**Exercise objective**:
Images embedded in the records are excluded; print everything else exactly as given.

**Records that describe figures**:
-- -- --

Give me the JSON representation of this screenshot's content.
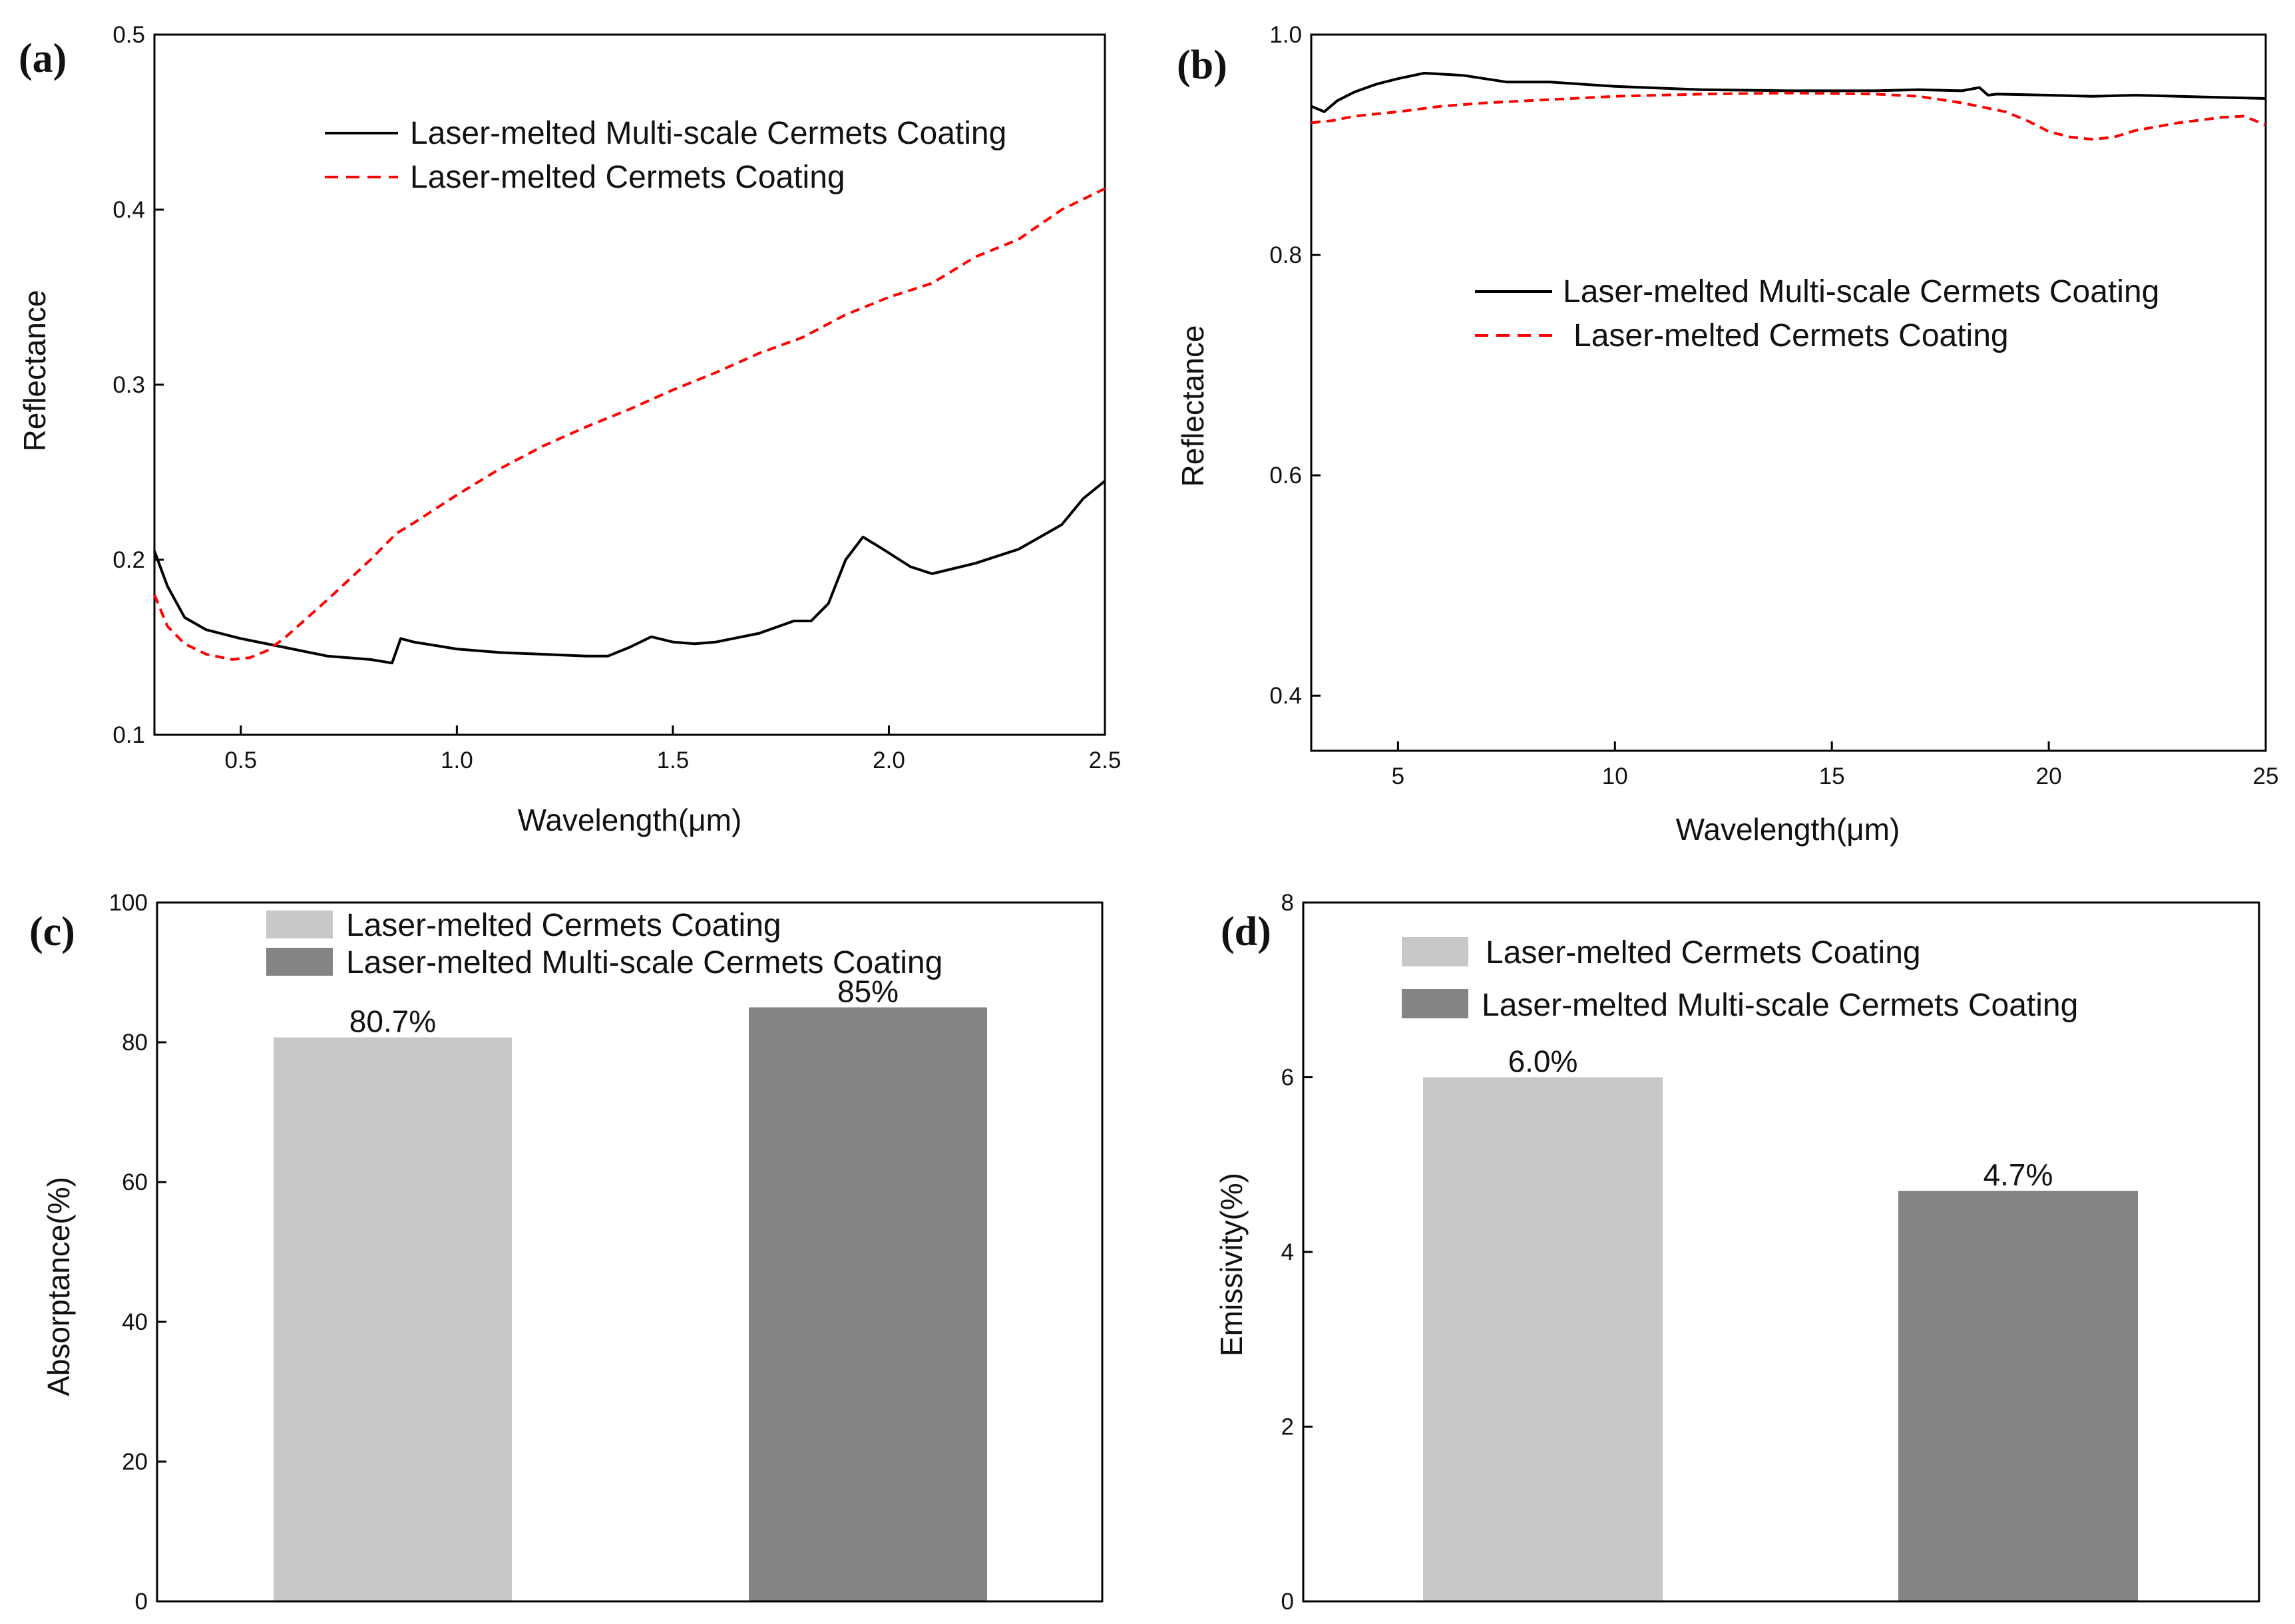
{
  "chart_data": [
    {
      "panel": "(a)",
      "type": "line",
      "xlabel": "Wavelength(μm)",
      "ylabel": "Reflectance",
      "xlim": [
        0.3,
        2.5
      ],
      "ylim": [
        0.1,
        0.5
      ],
      "xticks": [
        "0.5",
        "1.0",
        "1.5",
        "2.0",
        "2.5"
      ],
      "yticks": [
        "0.1",
        "0.2",
        "0.3",
        "0.4",
        "0.5"
      ],
      "legend_position": "top-right",
      "series": [
        {
          "name": "Laser-melted Multi-scale  Cermets Coating",
          "color": "#000000",
          "dash": "solid",
          "x": [
            0.3,
            0.33,
            0.37,
            0.42,
            0.5,
            0.6,
            0.7,
            0.8,
            0.85,
            0.86,
            0.87,
            0.9,
            1.0,
            1.1,
            1.2,
            1.3,
            1.35,
            1.4,
            1.45,
            1.5,
            1.55,
            1.6,
            1.7,
            1.78,
            1.82,
            1.86,
            1.9,
            1.94,
            1.98,
            2.05,
            2.1,
            2.2,
            2.3,
            2.4,
            2.45,
            2.5
          ],
          "y": [
            0.205,
            0.185,
            0.167,
            0.16,
            0.155,
            0.15,
            0.145,
            0.143,
            0.141,
            0.148,
            0.155,
            0.153,
            0.149,
            0.147,
            0.146,
            0.145,
            0.145,
            0.15,
            0.156,
            0.153,
            0.152,
            0.153,
            0.158,
            0.165,
            0.165,
            0.175,
            0.2,
            0.213,
            0.207,
            0.196,
            0.192,
            0.198,
            0.206,
            0.22,
            0.235,
            0.245
          ]
        },
        {
          "name": "Laser-melted Cermets Coating",
          "color": "#ff0000",
          "dash": "dashed",
          "x": [
            0.3,
            0.33,
            0.37,
            0.42,
            0.48,
            0.52,
            0.56,
            0.6,
            0.7,
            0.8,
            0.86,
            0.9,
            1.0,
            1.1,
            1.2,
            1.3,
            1.4,
            1.5,
            1.6,
            1.7,
            1.8,
            1.9,
            2.0,
            2.1,
            2.2,
            2.3,
            2.4,
            2.5
          ],
          "y": [
            0.18,
            0.162,
            0.152,
            0.146,
            0.143,
            0.144,
            0.148,
            0.155,
            0.177,
            0.2,
            0.215,
            0.221,
            0.237,
            0.252,
            0.265,
            0.276,
            0.286,
            0.297,
            0.307,
            0.318,
            0.327,
            0.34,
            0.35,
            0.358,
            0.373,
            0.383,
            0.4,
            0.412
          ]
        }
      ]
    },
    {
      "panel": "(b)",
      "type": "line",
      "xlabel": "Wavelength(μm)",
      "ylabel": "Reflectance",
      "xlim": [
        3,
        25
      ],
      "ylim": [
        0.35,
        1.0
      ],
      "xticks": [
        "5",
        "10",
        "15",
        "20",
        "25"
      ],
      "yticks": [
        "0.4",
        "0.6",
        "0.8",
        "1.0"
      ],
      "legend_position": "center-right",
      "series": [
        {
          "name": "Laser-melted Multi-scale  Cermets Coating",
          "color": "#000000",
          "dash": "solid",
          "x": [
            3,
            3.3,
            3.6,
            4,
            4.5,
            5,
            5.6,
            6.5,
            7.5,
            8.5,
            10,
            12,
            14,
            16,
            17,
            18,
            18.4,
            18.6,
            18.8,
            20,
            21,
            22,
            23,
            24,
            25
          ],
          "y": [
            0.935,
            0.93,
            0.94,
            0.948,
            0.955,
            0.96,
            0.965,
            0.963,
            0.957,
            0.957,
            0.953,
            0.95,
            0.949,
            0.949,
            0.95,
            0.949,
            0.952,
            0.945,
            0.946,
            0.945,
            0.944,
            0.945,
            0.944,
            0.943,
            0.942
          ]
        },
        {
          "name": "Laser-melted Cermets Coating",
          "color": "#ff0000",
          "dash": "dashed",
          "x": [
            3,
            3.5,
            4,
            5,
            6,
            7,
            8,
            10,
            12,
            14,
            16,
            17,
            18,
            19,
            19.5,
            20,
            20.5,
            21,
            21.5,
            22,
            23,
            24,
            24.5,
            25
          ],
          "y": [
            0.92,
            0.922,
            0.926,
            0.93,
            0.935,
            0.938,
            0.94,
            0.944,
            0.946,
            0.947,
            0.946,
            0.944,
            0.938,
            0.93,
            0.922,
            0.912,
            0.907,
            0.905,
            0.907,
            0.913,
            0.92,
            0.925,
            0.926,
            0.918
          ]
        }
      ]
    },
    {
      "panel": "(c)",
      "type": "bar",
      "ylabel": "Absorptance(%)",
      "ylim": [
        0,
        100
      ],
      "yticks": [
        "0",
        "20",
        "40",
        "60",
        "80",
        "100"
      ],
      "legend_position": "top",
      "categories": [
        "Laser-melted Cermets Coating",
        "Laser-melted Multi-scale  Cermets Coating"
      ],
      "values": [
        80.7,
        85
      ],
      "value_labels": [
        "80.7%",
        "85%"
      ],
      "colors": [
        "#c8c8c8",
        "#848484"
      ]
    },
    {
      "panel": "(d)",
      "type": "bar",
      "ylabel": "Emissivity(%)",
      "ylim": [
        0,
        8
      ],
      "yticks": [
        "0",
        "2",
        "4",
        "6",
        "8"
      ],
      "legend_position": "top",
      "categories": [
        "Laser-melted Cermets Coating",
        "Laser-melted Multi-scale  Cermets Coating"
      ],
      "values": [
        6.0,
        4.7
      ],
      "value_labels": [
        "6.0%",
        "4.7%"
      ],
      "colors": [
        "#c8c8c8",
        "#848484"
      ]
    }
  ]
}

-- -- --

**The output**:
Give me the JSON representation of this screenshot's content.
{
  "chart_data": [
    {
      "panel": "(a)",
      "type": "line",
      "xlabel": "Wavelength(μm)",
      "ylabel": "Reflectance",
      "xlim": [
        0.3,
        2.5
      ],
      "ylim": [
        0.1,
        0.5
      ],
      "xticks": [
        "0.5",
        "1.0",
        "1.5",
        "2.0",
        "2.5"
      ],
      "yticks": [
        "0.1",
        "0.2",
        "0.3",
        "0.4",
        "0.5"
      ],
      "legend_position": "top-right",
      "series": [
        {
          "name": "Laser-melted Multi-scale  Cermets Coating",
          "color": "#000000",
          "dash": "solid",
          "x": [
            0.3,
            0.33,
            0.37,
            0.42,
            0.5,
            0.6,
            0.7,
            0.8,
            0.85,
            0.86,
            0.87,
            0.9,
            1.0,
            1.1,
            1.2,
            1.3,
            1.35,
            1.4,
            1.45,
            1.5,
            1.55,
            1.6,
            1.7,
            1.78,
            1.82,
            1.86,
            1.9,
            1.94,
            1.98,
            2.05,
            2.1,
            2.2,
            2.3,
            2.4,
            2.45,
            2.5
          ],
          "y": [
            0.205,
            0.185,
            0.167,
            0.16,
            0.155,
            0.15,
            0.145,
            0.143,
            0.141,
            0.148,
            0.155,
            0.153,
            0.149,
            0.147,
            0.146,
            0.145,
            0.145,
            0.15,
            0.156,
            0.153,
            0.152,
            0.153,
            0.158,
            0.165,
            0.165,
            0.175,
            0.2,
            0.213,
            0.207,
            0.196,
            0.192,
            0.198,
            0.206,
            0.22,
            0.235,
            0.245
          ]
        },
        {
          "name": "Laser-melted Cermets Coating",
          "color": "#ff0000",
          "dash": "dashed",
          "x": [
            0.3,
            0.33,
            0.37,
            0.42,
            0.48,
            0.52,
            0.56,
            0.6,
            0.7,
            0.8,
            0.86,
            0.9,
            1.0,
            1.1,
            1.2,
            1.3,
            1.4,
            1.5,
            1.6,
            1.7,
            1.8,
            1.9,
            2.0,
            2.1,
            2.2,
            2.3,
            2.4,
            2.5
          ],
          "y": [
            0.18,
            0.162,
            0.152,
            0.146,
            0.143,
            0.144,
            0.148,
            0.155,
            0.177,
            0.2,
            0.215,
            0.221,
            0.237,
            0.252,
            0.265,
            0.276,
            0.286,
            0.297,
            0.307,
            0.318,
            0.327,
            0.34,
            0.35,
            0.358,
            0.373,
            0.383,
            0.4,
            0.412
          ]
        }
      ]
    },
    {
      "panel": "(b)",
      "type": "line",
      "xlabel": "Wavelength(μm)",
      "ylabel": "Reflectance",
      "xlim": [
        3,
        25
      ],
      "ylim": [
        0.35,
        1.0
      ],
      "xticks": [
        "5",
        "10",
        "15",
        "20",
        "25"
      ],
      "yticks": [
        "0.4",
        "0.6",
        "0.8",
        "1.0"
      ],
      "legend_position": "center-right",
      "series": [
        {
          "name": "Laser-melted Multi-scale  Cermets Coating",
          "color": "#000000",
          "dash": "solid",
          "x": [
            3,
            3.3,
            3.6,
            4,
            4.5,
            5,
            5.6,
            6.5,
            7.5,
            8.5,
            10,
            12,
            14,
            16,
            17,
            18,
            18.4,
            18.6,
            18.8,
            20,
            21,
            22,
            23,
            24,
            25
          ],
          "y": [
            0.935,
            0.93,
            0.94,
            0.948,
            0.955,
            0.96,
            0.965,
            0.963,
            0.957,
            0.957,
            0.953,
            0.95,
            0.949,
            0.949,
            0.95,
            0.949,
            0.952,
            0.945,
            0.946,
            0.945,
            0.944,
            0.945,
            0.944,
            0.943,
            0.942
          ]
        },
        {
          "name": "Laser-melted Cermets Coating",
          "color": "#ff0000",
          "dash": "dashed",
          "x": [
            3,
            3.5,
            4,
            5,
            6,
            7,
            8,
            10,
            12,
            14,
            16,
            17,
            18,
            19,
            19.5,
            20,
            20.5,
            21,
            21.5,
            22,
            23,
            24,
            24.5,
            25
          ],
          "y": [
            0.92,
            0.922,
            0.926,
            0.93,
            0.935,
            0.938,
            0.94,
            0.944,
            0.946,
            0.947,
            0.946,
            0.944,
            0.938,
            0.93,
            0.922,
            0.912,
            0.907,
            0.905,
            0.907,
            0.913,
            0.92,
            0.925,
            0.926,
            0.918
          ]
        }
      ]
    },
    {
      "panel": "(c)",
      "type": "bar",
      "ylabel": "Absorptance(%)",
      "ylim": [
        0,
        100
      ],
      "yticks": [
        "0",
        "20",
        "40",
        "60",
        "80",
        "100"
      ],
      "legend_position": "top",
      "categories": [
        "Laser-melted Cermets Coating",
        "Laser-melted Multi-scale  Cermets Coating"
      ],
      "values": [
        80.7,
        85
      ],
      "value_labels": [
        "80.7%",
        "85%"
      ],
      "colors": [
        "#c8c8c8",
        "#848484"
      ]
    },
    {
      "panel": "(d)",
      "type": "bar",
      "ylabel": "Emissivity(%)",
      "ylim": [
        0,
        8
      ],
      "yticks": [
        "0",
        "2",
        "4",
        "6",
        "8"
      ],
      "legend_position": "top",
      "categories": [
        "Laser-melted Cermets Coating",
        "Laser-melted Multi-scale  Cermets Coating"
      ],
      "values": [
        6.0,
        4.7
      ],
      "value_labels": [
        "6.0%",
        "4.7%"
      ],
      "colors": [
        "#c8c8c8",
        "#848484"
      ]
    }
  ]
}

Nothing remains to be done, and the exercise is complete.